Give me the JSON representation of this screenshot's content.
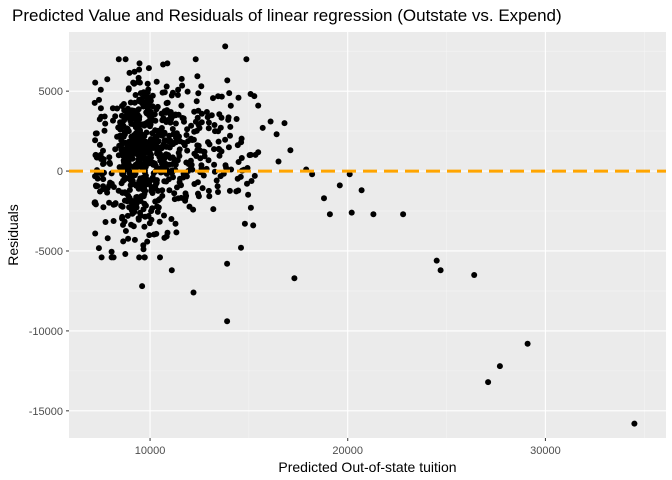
{
  "chart_data": {
    "type": "scatter",
    "title": "Predicted Value and Residuals of linear regression (Outstate vs. Expend)",
    "xlabel": "Predicted Out-of-state tuition",
    "ylabel": "Residuals",
    "xlim": [
      5900,
      36100
    ],
    "ylim": [
      -16700,
      8700
    ],
    "x_ticks": [
      10000,
      20000,
      30000
    ],
    "x_tick_labels": [
      "10000",
      "20000",
      "30000"
    ],
    "y_ticks": [
      -15000,
      -10000,
      -5000,
      0,
      5000
    ],
    "y_tick_labels": [
      "-15000",
      "-10000",
      "-5000",
      "0",
      "5000"
    ],
    "grid": true,
    "legend": "none",
    "reference_line": {
      "y": 0,
      "color": "#FFA500",
      "style": "dashed"
    },
    "colors": {
      "panel_bg": "#EBEBEB",
      "grid_major": "#FFFFFF",
      "point": "#000000"
    },
    "point_count": 777,
    "highlighted_points": [
      [
        34500,
        -15800
      ],
      [
        29100,
        -10800
      ],
      [
        27700,
        -12200
      ],
      [
        27100,
        -13200
      ],
      [
        26400,
        -6500
      ],
      [
        24700,
        -6200
      ],
      [
        24500,
        -5600
      ],
      [
        22800,
        -2700
      ],
      [
        21300,
        -2700
      ],
      [
        20700,
        -1200
      ],
      [
        20200,
        -2600
      ],
      [
        20100,
        -200
      ],
      [
        19600,
        -900
      ],
      [
        19100,
        -2700
      ],
      [
        18800,
        -1700
      ],
      [
        18200,
        -200
      ],
      [
        17900,
        100
      ],
      [
        17300,
        -6700
      ],
      [
        17100,
        1300
      ],
      [
        16800,
        3000
      ],
      [
        16500,
        600
      ],
      [
        16400,
        2300
      ],
      [
        16100,
        3100
      ],
      [
        15700,
        2700
      ],
      [
        15300,
        -300
      ],
      [
        15100,
        -2300
      ],
      [
        14800,
        -3300
      ],
      [
        14600,
        -4800
      ],
      [
        14100,
        100
      ],
      [
        13900,
        -5800
      ],
      [
        13900,
        -9400
      ],
      [
        13800,
        7800
      ],
      [
        12200,
        -7600
      ],
      [
        9600,
        -7200
      ],
      [
        11100,
        -6200
      ]
    ]
  }
}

→ WHAT IS ASKED:
Transcribe the records above exactly as they appear, leaving out any pictures.

→ COMPLETE ANSWER:
Give me the JSON representation of this screenshot's content.
{
  "chart_data": {
    "type": "scatter",
    "title": "Predicted Value and Residuals of linear regression (Outstate vs. Expend)",
    "xlabel": "Predicted Out-of-state tuition",
    "ylabel": "Residuals",
    "xlim": [
      5900,
      36100
    ],
    "ylim": [
      -16700,
      8700
    ],
    "x_ticks": [
      10000,
      20000,
      30000
    ],
    "x_tick_labels": [
      "10000",
      "20000",
      "30000"
    ],
    "y_ticks": [
      -15000,
      -10000,
      -5000,
      0,
      5000
    ],
    "y_tick_labels": [
      "-15000",
      "-10000",
      "-5000",
      "0",
      "5000"
    ],
    "grid": true,
    "legend": "none",
    "reference_line": {
      "y": 0,
      "color": "#FFA500",
      "style": "dashed"
    },
    "colors": {
      "panel_bg": "#EBEBEB",
      "grid_major": "#FFFFFF",
      "point": "#000000"
    },
    "point_count": 777,
    "highlighted_points": [
      [
        34500,
        -15800
      ],
      [
        29100,
        -10800
      ],
      [
        27700,
        -12200
      ],
      [
        27100,
        -13200
      ],
      [
        26400,
        -6500
      ],
      [
        24700,
        -6200
      ],
      [
        24500,
        -5600
      ],
      [
        22800,
        -2700
      ],
      [
        21300,
        -2700
      ],
      [
        20700,
        -1200
      ],
      [
        20200,
        -2600
      ],
      [
        20100,
        -200
      ],
      [
        19600,
        -900
      ],
      [
        19100,
        -2700
      ],
      [
        18800,
        -1700
      ],
      [
        18200,
        -200
      ],
      [
        17900,
        100
      ],
      [
        17300,
        -6700
      ],
      [
        17100,
        1300
      ],
      [
        16800,
        3000
      ],
      [
        16500,
        600
      ],
      [
        16400,
        2300
      ],
      [
        16100,
        3100
      ],
      [
        15700,
        2700
      ],
      [
        15300,
        -300
      ],
      [
        15100,
        -2300
      ],
      [
        14800,
        -3300
      ],
      [
        14600,
        -4800
      ],
      [
        14100,
        100
      ],
      [
        13900,
        -5800
      ],
      [
        13900,
        -9400
      ],
      [
        13800,
        7800
      ],
      [
        12200,
        -7600
      ],
      [
        9600,
        -7200
      ],
      [
        11100,
        -6200
      ]
    ]
  }
}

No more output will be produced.